[DATA SHOWN Boundary: Start]

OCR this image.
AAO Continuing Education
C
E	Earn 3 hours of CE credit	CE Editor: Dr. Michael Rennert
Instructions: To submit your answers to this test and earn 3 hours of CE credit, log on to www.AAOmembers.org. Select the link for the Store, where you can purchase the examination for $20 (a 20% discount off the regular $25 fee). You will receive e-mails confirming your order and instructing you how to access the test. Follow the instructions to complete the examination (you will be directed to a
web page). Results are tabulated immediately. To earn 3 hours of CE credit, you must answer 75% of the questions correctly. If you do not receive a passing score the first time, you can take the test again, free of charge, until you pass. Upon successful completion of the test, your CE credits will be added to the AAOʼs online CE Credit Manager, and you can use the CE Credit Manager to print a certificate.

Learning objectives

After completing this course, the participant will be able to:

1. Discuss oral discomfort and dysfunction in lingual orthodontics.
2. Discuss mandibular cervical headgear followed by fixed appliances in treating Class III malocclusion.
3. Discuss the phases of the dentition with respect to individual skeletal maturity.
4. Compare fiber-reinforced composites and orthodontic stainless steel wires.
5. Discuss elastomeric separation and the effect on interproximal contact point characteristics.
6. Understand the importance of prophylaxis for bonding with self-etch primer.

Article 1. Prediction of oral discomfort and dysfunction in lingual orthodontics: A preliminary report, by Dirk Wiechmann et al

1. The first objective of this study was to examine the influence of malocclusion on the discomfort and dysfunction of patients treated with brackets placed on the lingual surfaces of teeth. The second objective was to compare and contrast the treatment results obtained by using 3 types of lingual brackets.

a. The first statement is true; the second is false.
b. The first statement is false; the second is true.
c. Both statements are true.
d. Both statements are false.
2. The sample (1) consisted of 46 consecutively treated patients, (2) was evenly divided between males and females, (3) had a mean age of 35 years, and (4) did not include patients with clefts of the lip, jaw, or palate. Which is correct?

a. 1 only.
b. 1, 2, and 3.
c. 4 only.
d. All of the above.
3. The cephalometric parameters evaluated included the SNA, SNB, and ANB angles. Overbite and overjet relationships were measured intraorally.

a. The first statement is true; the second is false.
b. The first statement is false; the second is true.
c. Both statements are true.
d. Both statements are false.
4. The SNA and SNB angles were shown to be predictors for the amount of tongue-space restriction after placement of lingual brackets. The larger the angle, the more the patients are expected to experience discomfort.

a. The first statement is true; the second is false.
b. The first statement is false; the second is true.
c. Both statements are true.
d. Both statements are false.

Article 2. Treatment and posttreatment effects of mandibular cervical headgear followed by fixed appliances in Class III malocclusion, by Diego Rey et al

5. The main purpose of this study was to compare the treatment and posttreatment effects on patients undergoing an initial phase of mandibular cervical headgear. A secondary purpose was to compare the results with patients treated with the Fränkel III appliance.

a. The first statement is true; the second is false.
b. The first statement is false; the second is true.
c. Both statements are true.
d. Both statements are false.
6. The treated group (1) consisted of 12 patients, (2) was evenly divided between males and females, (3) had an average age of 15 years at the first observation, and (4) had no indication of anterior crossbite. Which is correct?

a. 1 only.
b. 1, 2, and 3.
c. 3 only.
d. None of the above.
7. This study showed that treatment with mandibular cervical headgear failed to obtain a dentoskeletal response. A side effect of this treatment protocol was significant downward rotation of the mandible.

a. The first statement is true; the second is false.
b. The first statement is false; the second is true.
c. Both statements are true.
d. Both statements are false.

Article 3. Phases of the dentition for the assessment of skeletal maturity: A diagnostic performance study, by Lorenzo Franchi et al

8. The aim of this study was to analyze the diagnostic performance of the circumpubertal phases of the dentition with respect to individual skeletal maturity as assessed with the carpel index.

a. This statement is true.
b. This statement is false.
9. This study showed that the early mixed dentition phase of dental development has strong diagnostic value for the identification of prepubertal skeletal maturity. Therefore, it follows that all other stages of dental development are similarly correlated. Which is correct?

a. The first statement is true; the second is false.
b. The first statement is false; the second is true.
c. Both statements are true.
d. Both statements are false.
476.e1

[DATA SHOWN Boundary: End]

## TASK STATEMENT:
Wherever a line above contains "performance", copy that line.

## ANSWER TO THE EXERCISE:
Article 3. Phases of the dentition for the assessment of skeletal maturity: A diagnostic performance study, by Lorenzo Franchi et al
8. The aim of this study was to analyze the diagnostic performance of the circumpubertal phases of the dentition with respect to individual skeletal maturity as assessed with the carpel index.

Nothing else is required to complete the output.